= TASK TO CARRY OUT =
Will you transcribe all the entries word for word, skipping the pictures they hold?

(Stored records)
= = = =

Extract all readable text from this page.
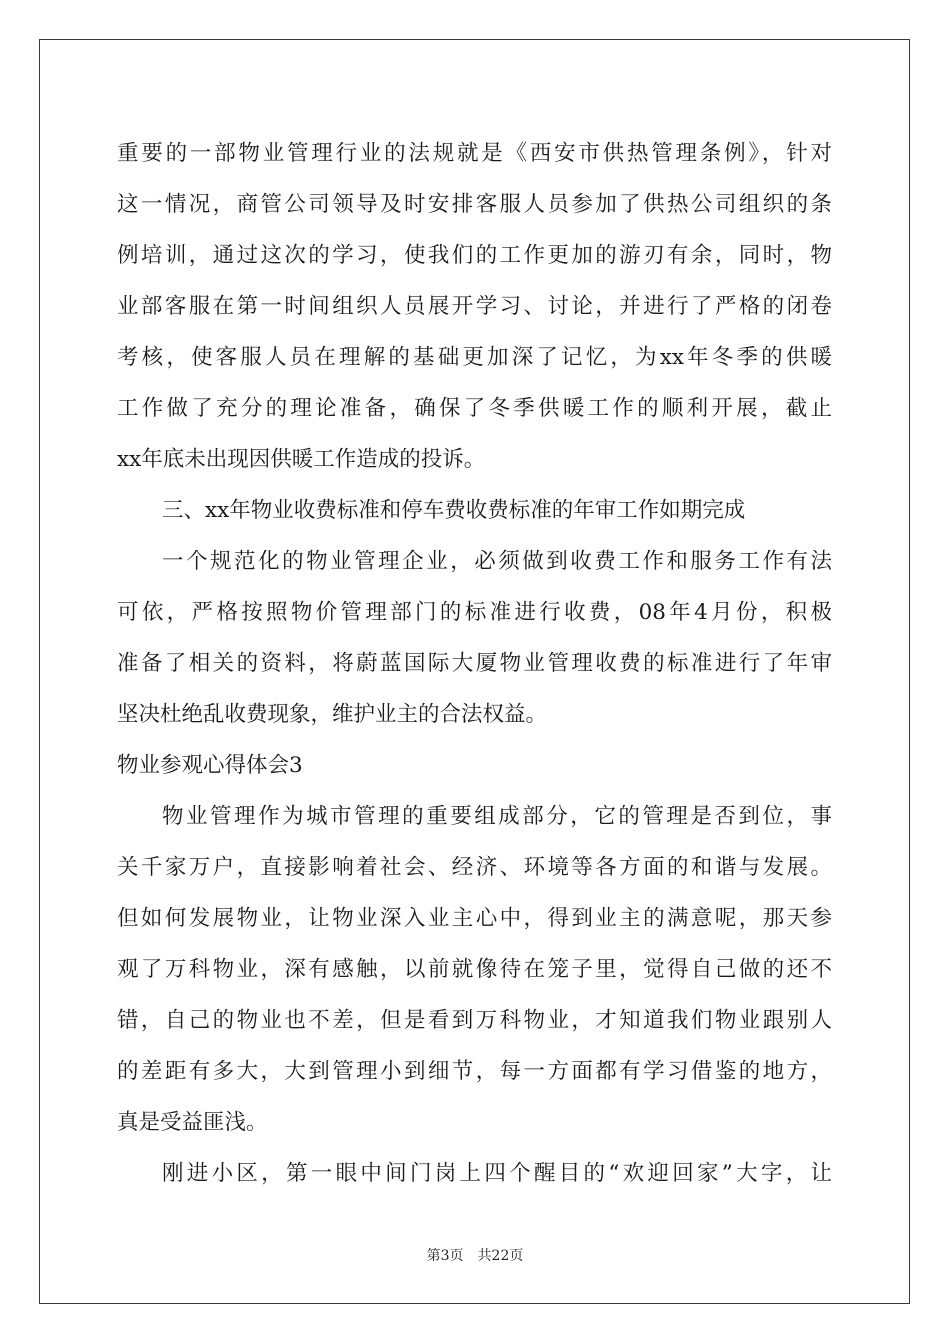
重要的一部物业管理行业的法规就是《西安市供热管理条例》，针对
这一情况，商管公司领导及时安排客服人员参加了供热公司组织的条
例培训，通过这次的学习，使我们的工作更加的游刃有余，同时，物
业部客服在第一时间组织人员展开学习、讨论，并进行了严格的闭卷
考核，使客服人员在理解的基础更加深了记忆，为xx年冬季的供暖
工作做了充分的理论准备，确保了冬季供暖工作的顺利开展，截止
xx年底未出现因供暖工作造成的投诉。
三、xx年物业收费标准和停车费收费标准的年审工作如期完成
一个规范化的物业管理企业，必须做到收费工作和服务工作有法
可依，严格按照物价管理部门的标准进行收费，08年4月份，积极
准备了相关的资料，将蔚蓝国际大厦物业管理收费的标准进行了年审
坚决杜绝乱收费现象，维护业主的合法权益。
物业参观心得体会3
物业管理作为城市管理的重要组成部分，它的管理是否到位，事
关千家万户，直接影响着社会、经济、环境等各方面的和谐与发展。
但如何发展物业，让物业深入业主心中，得到业主的满意呢，那天参
观了万科物业，深有感触，以前就像待在笼子里，觉得自己做的还不
错，自己的物业也不差，但是看到万科物业，才知道我们物业跟别人
的差距有多大，大到管理小到细节，每一方面都有学习借鉴的地方，
真是受益匪浅。
刚进小区，第一眼中间门岗上四个醒目的“欢迎回家”大字，让
第3页 共22页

= = = =

= RESULT OF THE TASK =
Extract all readable text from this page.
重要的一部物业管理行业的法规就是《西安市供热管理条例》，针对
这一情况，商管公司领导及时安排客服人员参加了供热公司组织的条
例培训，通过这次的学习，使我们的工作更加的游刃有余，同时，物
业部客服在第一时间组织人员展开学习、讨论，并进行了严格的闭卷
考核，使客服人员在理解的基础更加深了记忆，为xx年冬季的供暖
工作做了充分的理论准备，确保了冬季供暖工作的顺利开展，截止
xx年底未出现因供暖工作造成的投诉。
三、xx年物业收费标准和停车费收费标准的年审工作如期完成
一个规范化的物业管理企业，必须做到收费工作和服务工作有法
可依，严格按照物价管理部门的标准进行收费，08年4月份，积极
准备了相关的资料，将蔚蓝国际大厦物业管理收费的标准进行了年审
坚决杜绝乱收费现象，维护业主的合法权益。
物业参观心得体会3
物业管理作为城市管理的重要组成部分，它的管理是否到位，事
关千家万户，直接影响着社会、经济、环境等各方面的和谐与发展。
但如何发展物业，让物业深入业主心中，得到业主的满意呢，那天参
观了万科物业，深有感触，以前就像待在笼子里，觉得自己做的还不
错，自己的物业也不差，但是看到万科物业，才知道我们物业跟别人
的差距有多大，大到管理小到细节，每一方面都有学习借鉴的地方，
真是受益匪浅。
刚进小区，第一眼中间门岗上四个醒目的“欢迎回家”大字，让
第3页 共22页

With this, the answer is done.